◆ **Exercise aim**:
Scan the material that follows. Copy every line containing the word "Weight".

◆ **Data for the task**:
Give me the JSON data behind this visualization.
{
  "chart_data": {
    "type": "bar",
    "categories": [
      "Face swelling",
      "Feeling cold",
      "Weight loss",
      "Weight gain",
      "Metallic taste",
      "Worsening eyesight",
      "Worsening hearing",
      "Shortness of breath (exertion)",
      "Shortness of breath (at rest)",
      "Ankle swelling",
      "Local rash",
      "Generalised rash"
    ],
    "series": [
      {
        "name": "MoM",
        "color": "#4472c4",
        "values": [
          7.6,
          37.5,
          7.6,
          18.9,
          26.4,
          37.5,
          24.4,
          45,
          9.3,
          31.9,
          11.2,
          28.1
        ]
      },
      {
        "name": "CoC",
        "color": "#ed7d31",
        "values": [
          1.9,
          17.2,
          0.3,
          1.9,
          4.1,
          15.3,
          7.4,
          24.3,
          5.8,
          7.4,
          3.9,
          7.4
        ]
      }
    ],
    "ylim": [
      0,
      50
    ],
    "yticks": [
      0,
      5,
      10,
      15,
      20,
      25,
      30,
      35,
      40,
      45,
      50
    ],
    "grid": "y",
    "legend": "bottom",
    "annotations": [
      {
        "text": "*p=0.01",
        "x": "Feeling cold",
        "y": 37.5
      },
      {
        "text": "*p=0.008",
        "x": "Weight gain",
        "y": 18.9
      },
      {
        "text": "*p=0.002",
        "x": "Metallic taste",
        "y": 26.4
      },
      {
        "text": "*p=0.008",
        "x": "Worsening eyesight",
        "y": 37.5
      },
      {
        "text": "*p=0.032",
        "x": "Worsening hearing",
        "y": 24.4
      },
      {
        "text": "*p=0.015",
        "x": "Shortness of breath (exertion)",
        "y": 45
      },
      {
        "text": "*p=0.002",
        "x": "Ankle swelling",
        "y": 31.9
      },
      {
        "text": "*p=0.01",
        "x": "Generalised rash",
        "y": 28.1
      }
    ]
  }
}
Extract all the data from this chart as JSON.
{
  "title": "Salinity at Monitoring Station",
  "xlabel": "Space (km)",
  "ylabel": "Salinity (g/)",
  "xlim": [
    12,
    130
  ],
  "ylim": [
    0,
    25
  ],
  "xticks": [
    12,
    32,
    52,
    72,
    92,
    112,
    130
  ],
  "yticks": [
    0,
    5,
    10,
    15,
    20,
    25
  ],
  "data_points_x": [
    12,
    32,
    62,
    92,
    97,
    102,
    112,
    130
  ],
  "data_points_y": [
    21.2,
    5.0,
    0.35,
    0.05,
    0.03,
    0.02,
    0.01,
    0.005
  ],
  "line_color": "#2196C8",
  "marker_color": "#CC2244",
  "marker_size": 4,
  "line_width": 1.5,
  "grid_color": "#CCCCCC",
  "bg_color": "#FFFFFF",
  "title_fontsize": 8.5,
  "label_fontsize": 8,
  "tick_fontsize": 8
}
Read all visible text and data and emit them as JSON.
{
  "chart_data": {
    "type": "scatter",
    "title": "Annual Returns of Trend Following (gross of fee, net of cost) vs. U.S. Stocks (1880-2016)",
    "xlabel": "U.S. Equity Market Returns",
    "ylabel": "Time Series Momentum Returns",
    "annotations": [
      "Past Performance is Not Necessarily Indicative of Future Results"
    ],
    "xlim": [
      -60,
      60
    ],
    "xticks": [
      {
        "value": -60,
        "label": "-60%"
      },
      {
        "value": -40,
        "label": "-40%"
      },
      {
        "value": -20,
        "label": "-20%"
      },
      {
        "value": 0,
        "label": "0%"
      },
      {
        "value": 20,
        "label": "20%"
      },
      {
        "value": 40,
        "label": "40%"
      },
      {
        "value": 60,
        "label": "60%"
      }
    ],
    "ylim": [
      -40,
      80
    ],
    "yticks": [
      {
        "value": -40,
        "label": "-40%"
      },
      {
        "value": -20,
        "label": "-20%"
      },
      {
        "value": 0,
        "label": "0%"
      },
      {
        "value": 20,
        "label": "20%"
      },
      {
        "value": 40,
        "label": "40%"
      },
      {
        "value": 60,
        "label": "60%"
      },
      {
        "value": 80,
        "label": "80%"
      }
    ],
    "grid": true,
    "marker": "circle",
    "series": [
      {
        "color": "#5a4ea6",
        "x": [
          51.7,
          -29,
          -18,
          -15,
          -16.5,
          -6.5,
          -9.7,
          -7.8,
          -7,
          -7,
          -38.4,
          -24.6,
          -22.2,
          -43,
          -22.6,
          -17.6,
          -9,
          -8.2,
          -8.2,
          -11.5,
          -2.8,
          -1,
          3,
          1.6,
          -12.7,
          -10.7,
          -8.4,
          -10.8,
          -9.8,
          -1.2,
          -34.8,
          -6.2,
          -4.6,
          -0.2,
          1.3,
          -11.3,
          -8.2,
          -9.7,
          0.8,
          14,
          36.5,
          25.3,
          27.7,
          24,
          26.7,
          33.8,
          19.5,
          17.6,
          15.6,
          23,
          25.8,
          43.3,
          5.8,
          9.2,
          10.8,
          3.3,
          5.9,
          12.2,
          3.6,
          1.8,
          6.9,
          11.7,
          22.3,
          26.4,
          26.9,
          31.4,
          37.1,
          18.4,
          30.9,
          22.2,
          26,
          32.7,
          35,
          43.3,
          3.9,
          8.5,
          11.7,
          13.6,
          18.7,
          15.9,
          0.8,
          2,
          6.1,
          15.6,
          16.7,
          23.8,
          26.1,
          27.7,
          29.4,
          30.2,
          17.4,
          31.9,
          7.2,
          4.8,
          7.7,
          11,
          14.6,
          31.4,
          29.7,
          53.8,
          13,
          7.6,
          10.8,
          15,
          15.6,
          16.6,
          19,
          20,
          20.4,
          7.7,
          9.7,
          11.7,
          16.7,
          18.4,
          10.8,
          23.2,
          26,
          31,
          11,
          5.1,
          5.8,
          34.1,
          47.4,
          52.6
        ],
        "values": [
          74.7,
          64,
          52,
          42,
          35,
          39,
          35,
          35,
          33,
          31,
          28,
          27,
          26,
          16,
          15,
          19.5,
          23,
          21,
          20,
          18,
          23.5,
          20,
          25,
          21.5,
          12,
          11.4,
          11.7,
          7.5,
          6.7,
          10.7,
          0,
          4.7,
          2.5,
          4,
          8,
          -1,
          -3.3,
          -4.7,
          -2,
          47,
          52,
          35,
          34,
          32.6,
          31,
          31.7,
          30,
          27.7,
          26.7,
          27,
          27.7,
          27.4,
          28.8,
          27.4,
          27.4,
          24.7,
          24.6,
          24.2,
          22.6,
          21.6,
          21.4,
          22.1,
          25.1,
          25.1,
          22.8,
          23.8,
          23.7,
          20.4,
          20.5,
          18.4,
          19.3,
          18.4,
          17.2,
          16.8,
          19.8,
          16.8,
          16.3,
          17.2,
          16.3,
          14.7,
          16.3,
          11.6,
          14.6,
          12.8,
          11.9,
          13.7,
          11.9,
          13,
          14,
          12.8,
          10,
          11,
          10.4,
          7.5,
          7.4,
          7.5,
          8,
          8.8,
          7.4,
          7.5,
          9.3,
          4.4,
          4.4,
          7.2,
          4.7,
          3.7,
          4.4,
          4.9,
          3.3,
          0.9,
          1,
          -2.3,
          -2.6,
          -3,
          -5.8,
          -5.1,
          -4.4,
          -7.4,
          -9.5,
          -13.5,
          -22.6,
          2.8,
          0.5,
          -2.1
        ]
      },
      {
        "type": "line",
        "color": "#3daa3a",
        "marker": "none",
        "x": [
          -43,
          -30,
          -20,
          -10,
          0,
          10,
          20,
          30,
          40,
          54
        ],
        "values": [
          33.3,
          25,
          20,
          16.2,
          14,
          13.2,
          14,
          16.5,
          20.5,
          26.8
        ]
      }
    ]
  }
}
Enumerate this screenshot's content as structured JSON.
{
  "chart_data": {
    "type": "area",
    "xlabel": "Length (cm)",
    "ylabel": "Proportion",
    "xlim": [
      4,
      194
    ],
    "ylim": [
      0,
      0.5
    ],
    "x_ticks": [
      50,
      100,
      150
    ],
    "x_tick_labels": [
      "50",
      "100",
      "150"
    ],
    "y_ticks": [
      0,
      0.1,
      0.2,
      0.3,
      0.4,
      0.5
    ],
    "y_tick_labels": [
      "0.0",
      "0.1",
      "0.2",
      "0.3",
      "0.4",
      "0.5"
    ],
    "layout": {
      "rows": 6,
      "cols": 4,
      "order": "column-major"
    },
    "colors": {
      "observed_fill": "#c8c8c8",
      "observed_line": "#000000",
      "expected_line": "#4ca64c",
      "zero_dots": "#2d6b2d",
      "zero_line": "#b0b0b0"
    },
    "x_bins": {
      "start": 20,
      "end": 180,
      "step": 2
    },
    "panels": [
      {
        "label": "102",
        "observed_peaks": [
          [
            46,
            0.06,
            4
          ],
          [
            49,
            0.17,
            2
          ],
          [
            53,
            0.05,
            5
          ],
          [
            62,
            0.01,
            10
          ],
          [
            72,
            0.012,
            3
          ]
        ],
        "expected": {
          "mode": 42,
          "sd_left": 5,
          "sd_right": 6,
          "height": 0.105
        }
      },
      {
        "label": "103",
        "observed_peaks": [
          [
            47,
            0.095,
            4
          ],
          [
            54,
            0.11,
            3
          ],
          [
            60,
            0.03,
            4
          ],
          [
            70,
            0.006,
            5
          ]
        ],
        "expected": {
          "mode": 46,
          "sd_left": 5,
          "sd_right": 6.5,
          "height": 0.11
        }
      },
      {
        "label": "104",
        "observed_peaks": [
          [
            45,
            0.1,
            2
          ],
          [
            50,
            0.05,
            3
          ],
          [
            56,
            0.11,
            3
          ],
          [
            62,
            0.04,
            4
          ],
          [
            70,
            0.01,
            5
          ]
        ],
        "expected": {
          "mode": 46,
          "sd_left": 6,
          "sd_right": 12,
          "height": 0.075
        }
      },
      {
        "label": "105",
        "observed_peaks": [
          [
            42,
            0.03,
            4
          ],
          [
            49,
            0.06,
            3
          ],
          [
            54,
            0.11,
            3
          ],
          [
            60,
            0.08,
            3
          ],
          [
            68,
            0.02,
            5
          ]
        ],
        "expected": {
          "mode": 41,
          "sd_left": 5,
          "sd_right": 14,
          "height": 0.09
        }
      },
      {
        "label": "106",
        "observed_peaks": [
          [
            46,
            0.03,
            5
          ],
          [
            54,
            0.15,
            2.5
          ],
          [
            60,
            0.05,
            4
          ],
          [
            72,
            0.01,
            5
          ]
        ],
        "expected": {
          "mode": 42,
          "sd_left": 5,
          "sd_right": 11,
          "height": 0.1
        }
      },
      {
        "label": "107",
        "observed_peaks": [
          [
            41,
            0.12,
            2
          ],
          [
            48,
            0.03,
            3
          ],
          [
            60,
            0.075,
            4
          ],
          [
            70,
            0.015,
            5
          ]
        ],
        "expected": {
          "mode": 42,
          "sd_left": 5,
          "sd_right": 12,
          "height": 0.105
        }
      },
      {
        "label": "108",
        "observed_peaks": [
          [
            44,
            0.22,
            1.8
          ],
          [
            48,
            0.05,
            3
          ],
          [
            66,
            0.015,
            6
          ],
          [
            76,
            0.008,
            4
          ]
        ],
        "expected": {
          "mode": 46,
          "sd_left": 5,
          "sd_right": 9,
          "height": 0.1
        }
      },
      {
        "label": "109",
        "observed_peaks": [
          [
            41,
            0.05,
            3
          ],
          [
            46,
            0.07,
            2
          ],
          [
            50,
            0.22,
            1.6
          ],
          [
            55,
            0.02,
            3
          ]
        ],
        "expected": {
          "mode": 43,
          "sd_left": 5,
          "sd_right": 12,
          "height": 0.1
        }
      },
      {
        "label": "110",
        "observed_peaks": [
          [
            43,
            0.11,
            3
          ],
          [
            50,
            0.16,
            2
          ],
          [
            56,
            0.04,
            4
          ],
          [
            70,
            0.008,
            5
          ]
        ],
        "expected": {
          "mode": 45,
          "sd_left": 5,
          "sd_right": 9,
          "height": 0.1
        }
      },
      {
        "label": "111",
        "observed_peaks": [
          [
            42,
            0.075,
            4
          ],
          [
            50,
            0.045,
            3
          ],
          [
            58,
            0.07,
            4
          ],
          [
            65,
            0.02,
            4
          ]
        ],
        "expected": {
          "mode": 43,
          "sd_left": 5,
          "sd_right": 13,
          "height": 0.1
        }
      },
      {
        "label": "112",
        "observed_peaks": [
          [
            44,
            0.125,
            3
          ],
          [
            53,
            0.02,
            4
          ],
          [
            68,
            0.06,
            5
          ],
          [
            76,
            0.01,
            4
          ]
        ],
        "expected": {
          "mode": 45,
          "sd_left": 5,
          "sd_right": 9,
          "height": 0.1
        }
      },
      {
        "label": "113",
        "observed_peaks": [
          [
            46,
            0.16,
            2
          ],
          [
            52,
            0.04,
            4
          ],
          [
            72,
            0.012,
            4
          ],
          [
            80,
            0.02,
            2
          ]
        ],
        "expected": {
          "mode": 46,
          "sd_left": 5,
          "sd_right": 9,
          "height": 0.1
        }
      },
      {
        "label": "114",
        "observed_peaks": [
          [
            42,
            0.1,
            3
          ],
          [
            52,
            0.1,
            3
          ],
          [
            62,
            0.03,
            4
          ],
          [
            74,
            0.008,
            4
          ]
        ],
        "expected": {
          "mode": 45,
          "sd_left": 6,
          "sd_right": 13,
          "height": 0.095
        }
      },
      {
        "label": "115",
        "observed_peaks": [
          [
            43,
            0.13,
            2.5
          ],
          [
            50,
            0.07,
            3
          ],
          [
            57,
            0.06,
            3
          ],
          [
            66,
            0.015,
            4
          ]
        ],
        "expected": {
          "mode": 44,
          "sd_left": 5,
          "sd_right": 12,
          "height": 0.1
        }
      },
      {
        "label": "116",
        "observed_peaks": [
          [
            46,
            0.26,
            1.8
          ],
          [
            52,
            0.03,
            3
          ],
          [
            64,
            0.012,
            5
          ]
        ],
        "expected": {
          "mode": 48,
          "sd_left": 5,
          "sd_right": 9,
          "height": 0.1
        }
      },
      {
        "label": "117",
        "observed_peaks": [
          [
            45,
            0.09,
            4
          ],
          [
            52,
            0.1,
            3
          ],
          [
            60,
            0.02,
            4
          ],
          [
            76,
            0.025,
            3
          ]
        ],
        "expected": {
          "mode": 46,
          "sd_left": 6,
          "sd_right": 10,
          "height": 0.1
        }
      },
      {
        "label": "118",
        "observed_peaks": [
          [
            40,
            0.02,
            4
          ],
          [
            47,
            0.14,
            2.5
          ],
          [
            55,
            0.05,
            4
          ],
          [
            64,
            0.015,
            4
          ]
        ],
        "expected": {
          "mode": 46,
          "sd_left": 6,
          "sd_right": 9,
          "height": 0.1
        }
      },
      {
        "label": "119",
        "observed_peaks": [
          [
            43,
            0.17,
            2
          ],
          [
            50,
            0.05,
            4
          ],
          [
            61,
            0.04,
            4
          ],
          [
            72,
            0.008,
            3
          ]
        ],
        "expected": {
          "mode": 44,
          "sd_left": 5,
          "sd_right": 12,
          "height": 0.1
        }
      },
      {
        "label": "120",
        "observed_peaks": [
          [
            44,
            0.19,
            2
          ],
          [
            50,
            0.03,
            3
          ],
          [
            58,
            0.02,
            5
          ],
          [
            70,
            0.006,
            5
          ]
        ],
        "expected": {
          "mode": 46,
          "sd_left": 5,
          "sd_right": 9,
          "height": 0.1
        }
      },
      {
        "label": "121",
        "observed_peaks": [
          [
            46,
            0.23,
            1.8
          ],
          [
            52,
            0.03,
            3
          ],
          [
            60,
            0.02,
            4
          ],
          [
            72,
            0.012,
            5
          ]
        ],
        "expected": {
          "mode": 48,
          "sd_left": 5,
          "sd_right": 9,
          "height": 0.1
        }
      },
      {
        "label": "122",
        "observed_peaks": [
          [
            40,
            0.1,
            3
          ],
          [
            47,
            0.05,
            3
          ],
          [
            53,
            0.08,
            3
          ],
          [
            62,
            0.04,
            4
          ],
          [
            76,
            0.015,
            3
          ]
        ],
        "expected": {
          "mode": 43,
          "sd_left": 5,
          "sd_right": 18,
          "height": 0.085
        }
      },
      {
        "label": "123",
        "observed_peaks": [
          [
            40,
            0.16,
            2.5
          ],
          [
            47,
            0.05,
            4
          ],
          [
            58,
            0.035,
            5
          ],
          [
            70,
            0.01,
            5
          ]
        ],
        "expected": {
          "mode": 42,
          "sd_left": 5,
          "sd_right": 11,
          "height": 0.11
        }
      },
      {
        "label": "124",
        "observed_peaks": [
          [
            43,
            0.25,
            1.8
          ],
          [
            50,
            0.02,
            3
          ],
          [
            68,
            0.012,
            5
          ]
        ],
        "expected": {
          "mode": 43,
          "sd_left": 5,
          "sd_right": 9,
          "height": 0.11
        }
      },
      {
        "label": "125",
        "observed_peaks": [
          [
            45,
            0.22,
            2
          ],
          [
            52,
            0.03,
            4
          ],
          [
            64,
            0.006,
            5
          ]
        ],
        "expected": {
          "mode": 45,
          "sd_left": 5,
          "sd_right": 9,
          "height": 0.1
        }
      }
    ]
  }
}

◆ **Reply**:
      "Weight loss",
      "Weight gain",
        "x": "Weight gain",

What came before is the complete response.